Compito —
Ricopia per intero il testo sulle specie aliene invasive, senza cambiare nulla.

Testo proposto —
# # #

Dal granchio blu alla formica rossa. Il mondo, Italia compresa, è un arcobaleno di invasioni aliene. Non fatevi ingannare dalla parola “alieno”: non dovete pensare alle vite extraterrestri, ma c’è comunque da preoccuparsi per animali e piante non autoctoni che sconvolgono storici equilibri naturali. Basta un numero per capire perché: i danni economici causati sono stimati per 423 miliardi di dollari all’anno (circa 400 miliardi di euro). Lo sostiene un nuovo e importante report dell’Ipbes – l’ente delle Nazioni unite che si occupa di ecosistemi naturali.
Ma cos’è allora una specie aliena invasiva? Partiamo da una definizione del suo contrario: le specie native sono tutte quelle piante e animali tipiche di un luogo. Una specie aliena è tale quando è presente in una regione per motivi attribuibili all’uomo: trasporti e viaggi che l’hanno spostata. Sia volontariamente ma anche involontariamente: è celebre l’esempio che fanno spesso i botanici, dicendo che nei tappetini dell’aeroporto JFK di New York c’è più diversità di semi di alberi e piante che in una foresta americana.
Una specie aliena diventa anche invasiva quando si stabilizza in un luogo e la sua diffusione ha un impatto negativo per la biodiversità, gli ecosistemi e ovviamente le nostre attività e alla nostra qualità della vita. Qualche esempio globale: il primo lo conosciamo bene. La diffusione di nuove specie di zanzare in Europa e in Italia (la tigre, la coreana, l’egiziana) ha portato crescenti fastidi e nuove malattie.

# # #

Dati archiviati —
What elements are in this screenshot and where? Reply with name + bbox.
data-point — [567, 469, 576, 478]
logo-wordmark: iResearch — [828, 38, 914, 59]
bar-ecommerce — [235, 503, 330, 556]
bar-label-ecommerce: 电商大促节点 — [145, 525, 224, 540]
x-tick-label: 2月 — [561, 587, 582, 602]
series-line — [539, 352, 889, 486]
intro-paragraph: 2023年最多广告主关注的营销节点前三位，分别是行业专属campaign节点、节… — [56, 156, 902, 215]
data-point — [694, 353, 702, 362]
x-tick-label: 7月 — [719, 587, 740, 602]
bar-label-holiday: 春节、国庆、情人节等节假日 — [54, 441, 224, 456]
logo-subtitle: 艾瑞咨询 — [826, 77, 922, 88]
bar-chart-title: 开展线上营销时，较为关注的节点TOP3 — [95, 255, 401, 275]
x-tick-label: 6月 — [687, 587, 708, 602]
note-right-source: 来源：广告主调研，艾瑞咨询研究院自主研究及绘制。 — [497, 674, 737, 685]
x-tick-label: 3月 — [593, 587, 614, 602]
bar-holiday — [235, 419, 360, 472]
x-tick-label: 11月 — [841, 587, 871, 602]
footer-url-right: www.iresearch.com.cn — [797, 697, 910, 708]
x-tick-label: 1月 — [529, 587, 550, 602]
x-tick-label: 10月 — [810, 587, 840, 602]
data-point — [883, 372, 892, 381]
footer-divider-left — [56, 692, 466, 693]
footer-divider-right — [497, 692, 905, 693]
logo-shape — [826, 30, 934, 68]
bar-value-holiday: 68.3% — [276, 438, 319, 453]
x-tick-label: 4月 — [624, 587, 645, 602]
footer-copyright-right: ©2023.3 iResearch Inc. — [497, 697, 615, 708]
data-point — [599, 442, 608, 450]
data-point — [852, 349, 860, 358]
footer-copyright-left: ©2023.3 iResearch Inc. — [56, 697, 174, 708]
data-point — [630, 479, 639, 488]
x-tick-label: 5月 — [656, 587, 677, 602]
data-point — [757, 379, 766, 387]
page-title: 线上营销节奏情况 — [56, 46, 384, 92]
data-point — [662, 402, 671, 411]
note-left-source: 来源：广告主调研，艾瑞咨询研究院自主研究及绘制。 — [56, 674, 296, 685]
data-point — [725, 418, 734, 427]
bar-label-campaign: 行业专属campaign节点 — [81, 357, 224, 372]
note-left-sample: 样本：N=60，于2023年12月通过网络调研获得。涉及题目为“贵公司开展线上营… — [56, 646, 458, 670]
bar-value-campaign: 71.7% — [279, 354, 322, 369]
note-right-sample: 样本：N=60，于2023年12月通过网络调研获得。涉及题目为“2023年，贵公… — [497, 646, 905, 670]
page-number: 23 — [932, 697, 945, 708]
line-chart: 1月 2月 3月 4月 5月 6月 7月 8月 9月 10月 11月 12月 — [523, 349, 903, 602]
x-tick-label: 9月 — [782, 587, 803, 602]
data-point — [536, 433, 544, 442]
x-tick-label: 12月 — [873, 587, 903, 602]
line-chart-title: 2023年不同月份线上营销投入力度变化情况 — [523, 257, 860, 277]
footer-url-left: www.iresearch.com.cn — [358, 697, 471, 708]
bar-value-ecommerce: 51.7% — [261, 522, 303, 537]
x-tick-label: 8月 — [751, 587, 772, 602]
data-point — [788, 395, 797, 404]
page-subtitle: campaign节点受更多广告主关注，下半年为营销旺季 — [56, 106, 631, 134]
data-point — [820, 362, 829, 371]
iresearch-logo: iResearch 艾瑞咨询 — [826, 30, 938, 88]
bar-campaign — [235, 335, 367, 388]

# # #

Risultato dell'esercizio —
Dal granchio blu alla formica rossa. Il mondo, Italia compresa, è un arcobaleno di invasioni aliene. Non fatevi ingannare dalla parola “alieno”: non dovete pensare alle vite extraterrestri, ma c’è comunque da preoccuparsi per animali e piante non autoctoni che sconvolgono storici equilibri naturali. Basta un numero per capire perché: i danni economici causati sono stimati per 423 miliardi di dollari all’anno (circa 400 miliardi di euro). Lo sostiene un nuovo e importante report dell’Ipbes – l’ente delle Nazioni unite che si occupa di ecosistemi naturali.
Ma cos’è allora una specie aliena invasiva? Partiamo da una definizione del suo contrario: le specie native sono tutte quelle piante e animali tipiche di un luogo. Una specie aliena è tale quando è presente in una regione per motivi attribuibili all’uomo: trasporti e viaggi che l’hanno spostata. Sia volontariamente ma anche involontariamente: è celebre l’esempio che fanno spesso i botanici, dicendo che nei tappetini dell’aeroporto JFK di New York c’è più diversità di semi di alberi e piante che in una foresta americana.
Una specie aliena diventa anche invasiva quando si stabilizza in un luogo e la sua diffusione ha un impatto negativo per la biodiversità, gli ecosistemi e ovviamente le nostre attività e alla nostra qualità della vita. Qualche esempio globale: il primo lo conosciamo bene. La diffusione di nuove specie di zanzare in Europa e in Italia (la tigre, la coreana, l’egiziana) ha portato crescenti fastidi e nuove malattie.